Task requirements — Answer with one number: how many lines hold the string "this".

========

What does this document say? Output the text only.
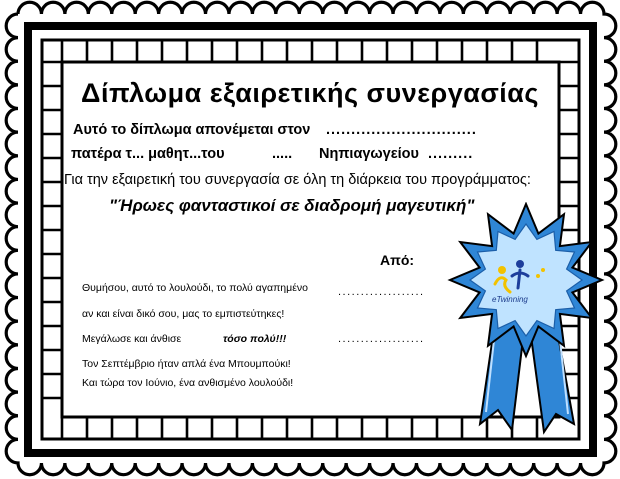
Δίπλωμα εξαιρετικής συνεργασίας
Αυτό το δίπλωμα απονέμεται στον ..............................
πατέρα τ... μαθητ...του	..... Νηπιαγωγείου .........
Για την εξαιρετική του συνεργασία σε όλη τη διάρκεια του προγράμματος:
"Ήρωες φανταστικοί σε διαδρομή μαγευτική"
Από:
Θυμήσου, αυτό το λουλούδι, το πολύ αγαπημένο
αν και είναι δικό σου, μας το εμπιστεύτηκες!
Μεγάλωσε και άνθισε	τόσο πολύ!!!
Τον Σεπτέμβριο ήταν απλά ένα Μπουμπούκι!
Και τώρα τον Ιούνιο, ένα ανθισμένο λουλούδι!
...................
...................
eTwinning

========

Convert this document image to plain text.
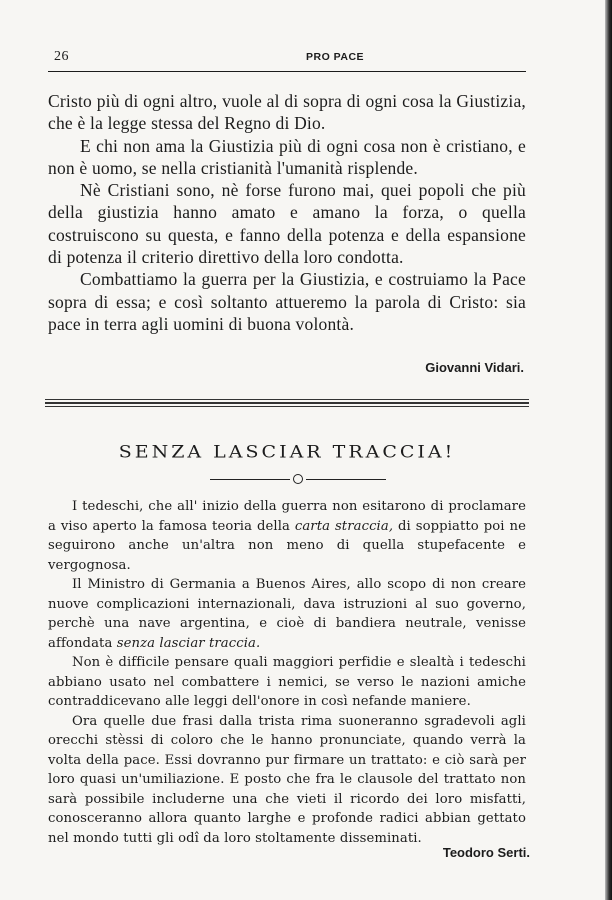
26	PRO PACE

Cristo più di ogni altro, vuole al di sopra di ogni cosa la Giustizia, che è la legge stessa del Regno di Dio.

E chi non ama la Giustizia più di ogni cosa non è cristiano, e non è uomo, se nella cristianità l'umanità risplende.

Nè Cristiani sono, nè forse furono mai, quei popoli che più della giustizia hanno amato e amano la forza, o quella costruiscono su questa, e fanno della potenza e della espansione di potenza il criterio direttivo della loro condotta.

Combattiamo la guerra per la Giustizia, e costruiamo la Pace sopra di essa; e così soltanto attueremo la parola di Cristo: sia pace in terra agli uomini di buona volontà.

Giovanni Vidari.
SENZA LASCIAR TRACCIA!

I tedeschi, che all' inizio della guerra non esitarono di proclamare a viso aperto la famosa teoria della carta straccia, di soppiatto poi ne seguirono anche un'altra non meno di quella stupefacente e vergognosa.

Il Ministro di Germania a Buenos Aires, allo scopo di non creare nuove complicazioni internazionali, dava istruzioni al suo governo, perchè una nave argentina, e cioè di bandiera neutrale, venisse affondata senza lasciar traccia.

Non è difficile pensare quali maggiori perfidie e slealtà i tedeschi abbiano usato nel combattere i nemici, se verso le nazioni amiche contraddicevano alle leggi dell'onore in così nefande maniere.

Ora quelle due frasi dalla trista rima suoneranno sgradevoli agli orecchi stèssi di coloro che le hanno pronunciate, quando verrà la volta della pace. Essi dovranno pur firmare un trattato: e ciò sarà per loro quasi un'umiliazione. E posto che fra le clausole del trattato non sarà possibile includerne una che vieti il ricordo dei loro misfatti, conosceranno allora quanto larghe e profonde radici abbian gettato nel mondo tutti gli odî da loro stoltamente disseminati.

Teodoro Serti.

========

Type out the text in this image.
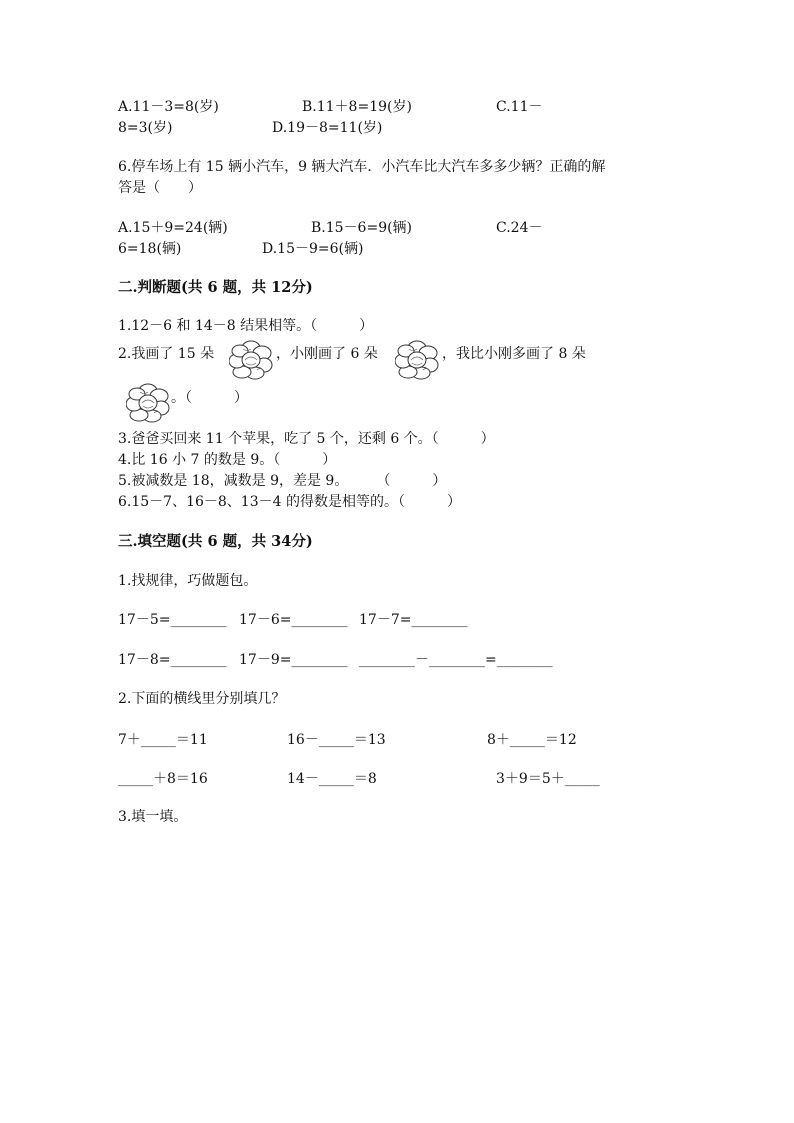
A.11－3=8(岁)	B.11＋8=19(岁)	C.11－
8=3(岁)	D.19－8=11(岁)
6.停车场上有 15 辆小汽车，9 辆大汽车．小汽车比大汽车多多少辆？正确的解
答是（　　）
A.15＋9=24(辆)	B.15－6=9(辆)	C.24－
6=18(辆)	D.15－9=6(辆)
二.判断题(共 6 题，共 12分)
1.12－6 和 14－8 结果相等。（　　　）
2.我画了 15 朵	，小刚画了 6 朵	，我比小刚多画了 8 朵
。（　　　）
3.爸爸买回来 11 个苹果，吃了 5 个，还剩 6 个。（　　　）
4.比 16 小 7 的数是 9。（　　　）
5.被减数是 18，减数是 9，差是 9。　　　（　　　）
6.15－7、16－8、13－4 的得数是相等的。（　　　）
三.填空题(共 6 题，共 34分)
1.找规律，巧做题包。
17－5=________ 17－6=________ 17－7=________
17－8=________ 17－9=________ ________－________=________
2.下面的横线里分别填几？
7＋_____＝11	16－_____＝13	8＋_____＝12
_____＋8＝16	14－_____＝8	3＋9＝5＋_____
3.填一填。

========

Written reply — 3